**Short task**
Gather every line of the entries that includes the word "xlabel".

**Input material**
_____

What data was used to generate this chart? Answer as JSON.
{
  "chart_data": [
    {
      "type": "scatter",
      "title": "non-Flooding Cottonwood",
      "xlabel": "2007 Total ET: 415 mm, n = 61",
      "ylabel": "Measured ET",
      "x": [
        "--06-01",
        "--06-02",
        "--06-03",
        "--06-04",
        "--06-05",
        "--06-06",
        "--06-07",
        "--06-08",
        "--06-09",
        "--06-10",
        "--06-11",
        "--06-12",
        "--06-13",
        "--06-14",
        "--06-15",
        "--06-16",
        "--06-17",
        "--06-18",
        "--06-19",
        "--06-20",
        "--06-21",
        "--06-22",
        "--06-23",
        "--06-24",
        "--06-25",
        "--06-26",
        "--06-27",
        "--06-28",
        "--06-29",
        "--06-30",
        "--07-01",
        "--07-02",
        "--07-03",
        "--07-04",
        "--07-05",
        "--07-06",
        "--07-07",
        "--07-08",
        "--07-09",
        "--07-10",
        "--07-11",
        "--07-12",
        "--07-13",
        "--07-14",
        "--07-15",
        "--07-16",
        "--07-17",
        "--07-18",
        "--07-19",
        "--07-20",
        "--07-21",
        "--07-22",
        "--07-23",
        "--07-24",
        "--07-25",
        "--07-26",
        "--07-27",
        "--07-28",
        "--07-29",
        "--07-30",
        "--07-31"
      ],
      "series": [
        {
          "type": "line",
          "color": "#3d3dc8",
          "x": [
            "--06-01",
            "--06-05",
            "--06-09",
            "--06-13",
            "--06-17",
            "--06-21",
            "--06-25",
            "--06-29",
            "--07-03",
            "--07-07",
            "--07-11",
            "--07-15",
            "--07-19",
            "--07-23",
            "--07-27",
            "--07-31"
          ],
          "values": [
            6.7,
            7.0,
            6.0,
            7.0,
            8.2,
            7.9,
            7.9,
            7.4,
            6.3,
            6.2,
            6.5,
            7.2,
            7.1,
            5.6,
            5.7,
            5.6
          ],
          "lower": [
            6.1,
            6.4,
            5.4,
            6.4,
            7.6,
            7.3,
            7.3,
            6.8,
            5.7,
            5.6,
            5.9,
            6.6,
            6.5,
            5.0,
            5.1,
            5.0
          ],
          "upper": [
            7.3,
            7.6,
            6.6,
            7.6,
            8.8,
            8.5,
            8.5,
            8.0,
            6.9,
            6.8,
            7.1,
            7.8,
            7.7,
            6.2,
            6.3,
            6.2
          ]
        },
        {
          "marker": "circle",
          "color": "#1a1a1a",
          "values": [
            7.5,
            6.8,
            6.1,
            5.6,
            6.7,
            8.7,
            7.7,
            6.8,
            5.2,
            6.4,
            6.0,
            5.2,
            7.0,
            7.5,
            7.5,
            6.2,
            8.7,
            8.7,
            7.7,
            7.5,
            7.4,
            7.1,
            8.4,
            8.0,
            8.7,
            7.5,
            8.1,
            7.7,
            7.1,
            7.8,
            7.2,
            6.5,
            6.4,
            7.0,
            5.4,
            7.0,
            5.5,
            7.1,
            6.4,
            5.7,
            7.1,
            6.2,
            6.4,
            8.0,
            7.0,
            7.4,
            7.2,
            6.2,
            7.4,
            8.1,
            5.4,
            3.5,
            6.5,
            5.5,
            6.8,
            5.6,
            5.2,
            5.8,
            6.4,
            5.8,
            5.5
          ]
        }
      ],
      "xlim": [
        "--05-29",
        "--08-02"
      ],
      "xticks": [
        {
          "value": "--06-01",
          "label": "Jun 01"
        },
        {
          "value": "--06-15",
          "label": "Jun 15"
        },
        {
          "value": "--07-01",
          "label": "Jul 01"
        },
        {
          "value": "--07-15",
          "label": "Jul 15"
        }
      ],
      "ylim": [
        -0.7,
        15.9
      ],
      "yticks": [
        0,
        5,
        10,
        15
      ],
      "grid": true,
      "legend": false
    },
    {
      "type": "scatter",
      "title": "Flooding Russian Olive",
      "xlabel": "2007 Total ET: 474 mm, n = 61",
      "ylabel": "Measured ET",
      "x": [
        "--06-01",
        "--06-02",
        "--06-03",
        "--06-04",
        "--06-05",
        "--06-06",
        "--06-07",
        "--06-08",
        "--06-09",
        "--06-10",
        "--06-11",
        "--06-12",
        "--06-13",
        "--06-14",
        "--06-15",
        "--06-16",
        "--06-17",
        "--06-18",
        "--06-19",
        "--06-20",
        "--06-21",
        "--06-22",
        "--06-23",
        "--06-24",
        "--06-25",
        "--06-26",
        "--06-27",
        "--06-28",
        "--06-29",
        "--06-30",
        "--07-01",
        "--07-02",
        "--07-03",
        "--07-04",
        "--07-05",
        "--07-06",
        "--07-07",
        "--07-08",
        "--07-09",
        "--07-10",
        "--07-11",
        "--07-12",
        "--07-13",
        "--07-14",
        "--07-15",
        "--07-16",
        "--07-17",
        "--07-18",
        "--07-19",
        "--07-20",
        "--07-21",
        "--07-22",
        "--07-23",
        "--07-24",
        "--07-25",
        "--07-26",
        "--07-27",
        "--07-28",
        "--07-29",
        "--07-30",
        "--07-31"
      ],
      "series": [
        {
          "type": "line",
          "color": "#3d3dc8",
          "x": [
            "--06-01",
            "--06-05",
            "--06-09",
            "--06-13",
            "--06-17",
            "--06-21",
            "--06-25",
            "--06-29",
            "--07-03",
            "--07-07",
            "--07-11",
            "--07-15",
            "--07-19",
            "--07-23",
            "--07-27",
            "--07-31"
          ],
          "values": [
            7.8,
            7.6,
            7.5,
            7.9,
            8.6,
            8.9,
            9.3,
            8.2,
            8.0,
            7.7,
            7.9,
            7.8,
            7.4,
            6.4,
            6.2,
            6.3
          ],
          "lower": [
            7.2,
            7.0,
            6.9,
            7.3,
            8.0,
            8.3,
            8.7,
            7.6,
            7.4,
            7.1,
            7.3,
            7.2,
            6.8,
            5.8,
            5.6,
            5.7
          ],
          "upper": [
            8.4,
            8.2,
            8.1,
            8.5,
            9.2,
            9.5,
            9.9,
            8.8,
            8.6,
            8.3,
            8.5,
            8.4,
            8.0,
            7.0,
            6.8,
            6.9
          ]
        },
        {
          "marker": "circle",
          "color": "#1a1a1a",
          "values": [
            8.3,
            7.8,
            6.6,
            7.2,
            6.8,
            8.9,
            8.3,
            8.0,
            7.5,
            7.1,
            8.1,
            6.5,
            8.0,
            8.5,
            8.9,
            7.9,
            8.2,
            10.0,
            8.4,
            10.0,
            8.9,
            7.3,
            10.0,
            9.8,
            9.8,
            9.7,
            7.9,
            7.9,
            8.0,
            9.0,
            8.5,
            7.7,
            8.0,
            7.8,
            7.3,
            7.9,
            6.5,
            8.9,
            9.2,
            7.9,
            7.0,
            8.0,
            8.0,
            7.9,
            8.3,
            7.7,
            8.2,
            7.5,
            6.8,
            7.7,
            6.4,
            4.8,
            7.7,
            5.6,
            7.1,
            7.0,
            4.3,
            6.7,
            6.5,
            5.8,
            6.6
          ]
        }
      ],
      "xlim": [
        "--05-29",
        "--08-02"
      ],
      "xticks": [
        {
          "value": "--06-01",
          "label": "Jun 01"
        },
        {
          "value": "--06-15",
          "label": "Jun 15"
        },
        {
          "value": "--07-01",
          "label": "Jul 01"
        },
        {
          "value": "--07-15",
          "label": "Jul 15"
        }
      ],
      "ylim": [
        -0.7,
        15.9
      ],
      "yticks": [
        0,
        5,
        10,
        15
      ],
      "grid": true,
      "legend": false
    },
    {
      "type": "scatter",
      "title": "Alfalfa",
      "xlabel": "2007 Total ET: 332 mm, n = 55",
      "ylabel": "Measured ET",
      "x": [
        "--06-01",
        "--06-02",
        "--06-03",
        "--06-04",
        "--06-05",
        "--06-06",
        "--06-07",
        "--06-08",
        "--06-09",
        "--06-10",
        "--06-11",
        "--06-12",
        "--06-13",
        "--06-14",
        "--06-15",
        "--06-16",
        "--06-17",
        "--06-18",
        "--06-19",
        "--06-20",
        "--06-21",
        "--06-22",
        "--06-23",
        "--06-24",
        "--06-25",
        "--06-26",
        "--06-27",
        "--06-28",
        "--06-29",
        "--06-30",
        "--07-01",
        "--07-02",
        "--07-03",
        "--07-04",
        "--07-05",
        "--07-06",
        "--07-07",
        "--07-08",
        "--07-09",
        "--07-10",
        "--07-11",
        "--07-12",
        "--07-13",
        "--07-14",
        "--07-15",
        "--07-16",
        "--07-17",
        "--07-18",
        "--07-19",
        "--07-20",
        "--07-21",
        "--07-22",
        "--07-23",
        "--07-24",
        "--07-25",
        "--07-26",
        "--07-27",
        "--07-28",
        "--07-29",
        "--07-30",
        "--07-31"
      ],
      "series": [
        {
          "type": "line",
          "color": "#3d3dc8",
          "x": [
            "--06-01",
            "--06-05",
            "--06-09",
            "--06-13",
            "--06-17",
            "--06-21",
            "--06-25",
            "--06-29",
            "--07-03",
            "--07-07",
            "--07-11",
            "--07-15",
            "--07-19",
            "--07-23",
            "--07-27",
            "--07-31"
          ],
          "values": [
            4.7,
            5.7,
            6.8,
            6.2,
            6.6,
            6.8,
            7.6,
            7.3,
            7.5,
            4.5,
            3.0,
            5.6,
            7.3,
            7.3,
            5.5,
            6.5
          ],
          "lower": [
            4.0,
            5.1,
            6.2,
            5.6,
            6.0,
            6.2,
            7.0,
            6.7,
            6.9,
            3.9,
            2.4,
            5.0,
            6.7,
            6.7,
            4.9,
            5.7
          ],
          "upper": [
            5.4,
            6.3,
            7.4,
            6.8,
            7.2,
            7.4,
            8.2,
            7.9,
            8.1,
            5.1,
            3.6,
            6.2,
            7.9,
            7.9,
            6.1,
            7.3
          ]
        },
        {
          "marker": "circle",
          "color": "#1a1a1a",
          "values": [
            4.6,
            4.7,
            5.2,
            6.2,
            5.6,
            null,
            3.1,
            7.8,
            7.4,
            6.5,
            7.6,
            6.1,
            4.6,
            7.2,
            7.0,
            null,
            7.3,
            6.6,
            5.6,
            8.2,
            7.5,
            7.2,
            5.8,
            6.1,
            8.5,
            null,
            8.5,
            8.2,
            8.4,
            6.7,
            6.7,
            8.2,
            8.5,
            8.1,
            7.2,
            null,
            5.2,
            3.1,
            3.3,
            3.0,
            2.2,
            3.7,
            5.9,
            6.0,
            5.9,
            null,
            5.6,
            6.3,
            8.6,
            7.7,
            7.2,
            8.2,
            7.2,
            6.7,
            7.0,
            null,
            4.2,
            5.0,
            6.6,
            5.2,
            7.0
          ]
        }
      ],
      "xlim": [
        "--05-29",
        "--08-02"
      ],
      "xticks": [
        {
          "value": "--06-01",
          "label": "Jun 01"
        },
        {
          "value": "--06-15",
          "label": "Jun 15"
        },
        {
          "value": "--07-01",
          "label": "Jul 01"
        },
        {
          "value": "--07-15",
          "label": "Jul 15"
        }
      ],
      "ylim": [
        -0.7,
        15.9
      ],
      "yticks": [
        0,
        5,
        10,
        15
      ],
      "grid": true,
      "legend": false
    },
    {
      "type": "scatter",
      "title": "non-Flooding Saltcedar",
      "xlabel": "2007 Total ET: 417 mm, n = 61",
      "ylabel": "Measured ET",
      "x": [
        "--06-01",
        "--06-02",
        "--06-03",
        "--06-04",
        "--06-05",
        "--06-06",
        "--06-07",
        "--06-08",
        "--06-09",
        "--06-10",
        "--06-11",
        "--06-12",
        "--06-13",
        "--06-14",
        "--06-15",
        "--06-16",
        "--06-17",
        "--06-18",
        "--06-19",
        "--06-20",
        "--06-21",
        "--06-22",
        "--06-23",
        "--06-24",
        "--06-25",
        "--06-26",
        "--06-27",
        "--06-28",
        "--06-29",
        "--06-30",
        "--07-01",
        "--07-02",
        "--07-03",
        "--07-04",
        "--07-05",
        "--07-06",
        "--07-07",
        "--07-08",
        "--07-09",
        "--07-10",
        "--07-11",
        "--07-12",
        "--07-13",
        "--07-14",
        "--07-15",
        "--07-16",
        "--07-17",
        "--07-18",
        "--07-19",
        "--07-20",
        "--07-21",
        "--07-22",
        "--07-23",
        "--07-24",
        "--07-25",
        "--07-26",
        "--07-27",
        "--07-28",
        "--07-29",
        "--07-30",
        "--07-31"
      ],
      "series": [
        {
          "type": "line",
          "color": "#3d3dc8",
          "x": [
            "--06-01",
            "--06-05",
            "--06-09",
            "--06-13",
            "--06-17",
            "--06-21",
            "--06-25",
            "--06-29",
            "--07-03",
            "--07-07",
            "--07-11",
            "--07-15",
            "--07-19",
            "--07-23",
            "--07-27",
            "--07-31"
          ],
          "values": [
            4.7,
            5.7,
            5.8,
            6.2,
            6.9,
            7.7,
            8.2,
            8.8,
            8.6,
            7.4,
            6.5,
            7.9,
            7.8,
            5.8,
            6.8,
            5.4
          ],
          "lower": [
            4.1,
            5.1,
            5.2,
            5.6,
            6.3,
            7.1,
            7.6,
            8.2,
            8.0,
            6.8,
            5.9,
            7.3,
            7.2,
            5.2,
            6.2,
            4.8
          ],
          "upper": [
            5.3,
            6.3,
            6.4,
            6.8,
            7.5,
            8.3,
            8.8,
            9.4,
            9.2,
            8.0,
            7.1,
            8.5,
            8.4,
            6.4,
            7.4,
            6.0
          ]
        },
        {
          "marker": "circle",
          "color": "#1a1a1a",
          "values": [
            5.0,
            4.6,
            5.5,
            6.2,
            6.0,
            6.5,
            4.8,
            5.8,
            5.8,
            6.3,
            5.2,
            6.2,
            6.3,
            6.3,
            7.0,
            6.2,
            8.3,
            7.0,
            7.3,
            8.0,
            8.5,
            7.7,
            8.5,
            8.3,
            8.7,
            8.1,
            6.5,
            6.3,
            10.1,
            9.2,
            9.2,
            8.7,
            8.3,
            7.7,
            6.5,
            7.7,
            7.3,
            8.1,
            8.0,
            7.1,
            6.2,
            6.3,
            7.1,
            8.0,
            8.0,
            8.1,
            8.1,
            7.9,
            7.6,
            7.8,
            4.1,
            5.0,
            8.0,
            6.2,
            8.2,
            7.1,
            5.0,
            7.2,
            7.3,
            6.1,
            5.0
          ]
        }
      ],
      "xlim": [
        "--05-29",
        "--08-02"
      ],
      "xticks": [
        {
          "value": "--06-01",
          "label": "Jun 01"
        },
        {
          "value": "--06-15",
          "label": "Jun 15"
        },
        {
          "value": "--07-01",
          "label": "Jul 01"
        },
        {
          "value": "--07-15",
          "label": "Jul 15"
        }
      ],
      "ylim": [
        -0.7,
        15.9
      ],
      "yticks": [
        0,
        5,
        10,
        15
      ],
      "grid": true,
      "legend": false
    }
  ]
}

_____

**Expected answer**
      "xlabel": "2007 Total ET: 415 mm, n = 61",
      "xlabel": "2007 Total ET: 474 mm, n = 61",
      "xlabel": "2007 Total ET: 332 mm, n = 55",
      "xlabel": "2007 Total ET: 417 mm, n = 61",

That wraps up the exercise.